**CHALLENGE**
Lines before the one containing "Read all visible content and emit it as JSON." are excluded; print that line and every line after it through the end of the material below, exactly.

*** RECORDS FOR THE TASK

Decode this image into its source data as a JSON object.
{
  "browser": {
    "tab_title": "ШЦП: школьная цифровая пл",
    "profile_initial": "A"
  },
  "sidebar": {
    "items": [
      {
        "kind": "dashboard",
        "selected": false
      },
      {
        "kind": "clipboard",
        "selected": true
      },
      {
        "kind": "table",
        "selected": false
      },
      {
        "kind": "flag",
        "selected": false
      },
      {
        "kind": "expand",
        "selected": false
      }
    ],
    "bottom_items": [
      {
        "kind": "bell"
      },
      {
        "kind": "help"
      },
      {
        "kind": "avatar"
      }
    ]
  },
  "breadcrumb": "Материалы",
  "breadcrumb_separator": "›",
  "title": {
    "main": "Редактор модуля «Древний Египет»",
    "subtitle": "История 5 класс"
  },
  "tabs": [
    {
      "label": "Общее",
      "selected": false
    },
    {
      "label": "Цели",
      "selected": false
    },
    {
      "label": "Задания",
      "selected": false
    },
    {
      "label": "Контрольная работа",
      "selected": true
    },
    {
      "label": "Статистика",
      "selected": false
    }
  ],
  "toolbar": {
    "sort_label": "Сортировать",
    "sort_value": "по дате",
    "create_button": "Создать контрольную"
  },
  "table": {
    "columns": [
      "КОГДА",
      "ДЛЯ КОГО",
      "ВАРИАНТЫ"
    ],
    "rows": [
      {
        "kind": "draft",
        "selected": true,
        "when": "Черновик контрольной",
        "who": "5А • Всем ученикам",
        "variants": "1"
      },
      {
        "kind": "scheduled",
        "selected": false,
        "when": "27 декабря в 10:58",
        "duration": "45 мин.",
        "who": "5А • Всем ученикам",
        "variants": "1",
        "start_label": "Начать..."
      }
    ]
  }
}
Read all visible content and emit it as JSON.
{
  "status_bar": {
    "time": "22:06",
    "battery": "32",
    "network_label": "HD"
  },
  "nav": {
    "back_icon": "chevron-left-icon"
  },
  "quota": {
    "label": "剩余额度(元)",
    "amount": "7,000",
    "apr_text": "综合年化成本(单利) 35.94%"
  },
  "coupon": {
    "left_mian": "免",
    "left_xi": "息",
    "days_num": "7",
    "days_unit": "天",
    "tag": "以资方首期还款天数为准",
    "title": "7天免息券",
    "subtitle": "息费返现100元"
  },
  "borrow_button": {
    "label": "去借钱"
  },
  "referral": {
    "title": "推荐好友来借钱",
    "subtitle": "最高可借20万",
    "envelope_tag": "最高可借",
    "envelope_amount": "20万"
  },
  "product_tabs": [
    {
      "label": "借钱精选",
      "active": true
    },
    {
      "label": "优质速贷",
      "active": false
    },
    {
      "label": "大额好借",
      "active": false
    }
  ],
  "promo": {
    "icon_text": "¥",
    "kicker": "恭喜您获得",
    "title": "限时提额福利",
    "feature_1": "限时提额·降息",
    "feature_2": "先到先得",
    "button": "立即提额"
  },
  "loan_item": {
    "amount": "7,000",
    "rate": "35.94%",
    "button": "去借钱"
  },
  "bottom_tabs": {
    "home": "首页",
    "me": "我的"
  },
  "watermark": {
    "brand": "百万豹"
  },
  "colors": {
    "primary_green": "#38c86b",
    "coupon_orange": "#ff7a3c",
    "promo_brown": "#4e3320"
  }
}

******

**WRITTEN SOLUTION**
Read all visible content and emit it as JSON.
{
  "status_bar": {
    "time": "22:06",
    "battery": "32",
    "network_label": "HD"
  },
  "nav": {
    "back_icon": "chevron-left-icon"
  },
  "quota": {
    "label": "剩余额度(元)",
    "amount": "7,000",
    "apr_text": "综合年化成本(单利) 35.94%"
  },
  "coupon": {
    "left_mian": "免",
    "left_xi": "息",
    "days_num": "7",
    "days_unit": "天",
    "tag": "以资方首期还款天数为准",
    "title": "7天免息券",
    "subtitle": "息费返现100元"
  },
  "borrow_button": {
    "label": "去借钱"
  },
  "referral": {
    "title": "推荐好友来借钱",
    "subtitle": "最高可借20万",
    "envelope_tag": "最高可借",
    "envelope_amount": "20万"
  },
  "product_tabs": [
    {
      "label": "借钱精选",
      "active": true
    },
    {
      "label": "优质速贷",
      "active": false
    },
    {
      "label": "大额好借",
      "active": false
    }
  ],
  "promo": {
    "icon_text": "¥",
    "kicker": "恭喜您获得",
    "title": "限时提额福利",
    "feature_1": "限时提额·降息",
    "feature_2": "先到先得",
    "button": "立即提额"
  },
  "loan_item": {
    "amount": "7,000",
    "rate": "35.94%",
    "button": "去借钱"
  },
  "bottom_tabs": {
    "home": "首页",
    "me": "我的"
  },
  "watermark": {
    "brand": "百万豹"
  },
  "colors": {
    "primary_green": "#38c86b",
    "coupon_orange": "#ff7a3c",
    "promo_brown": "#4e3320"
  }
}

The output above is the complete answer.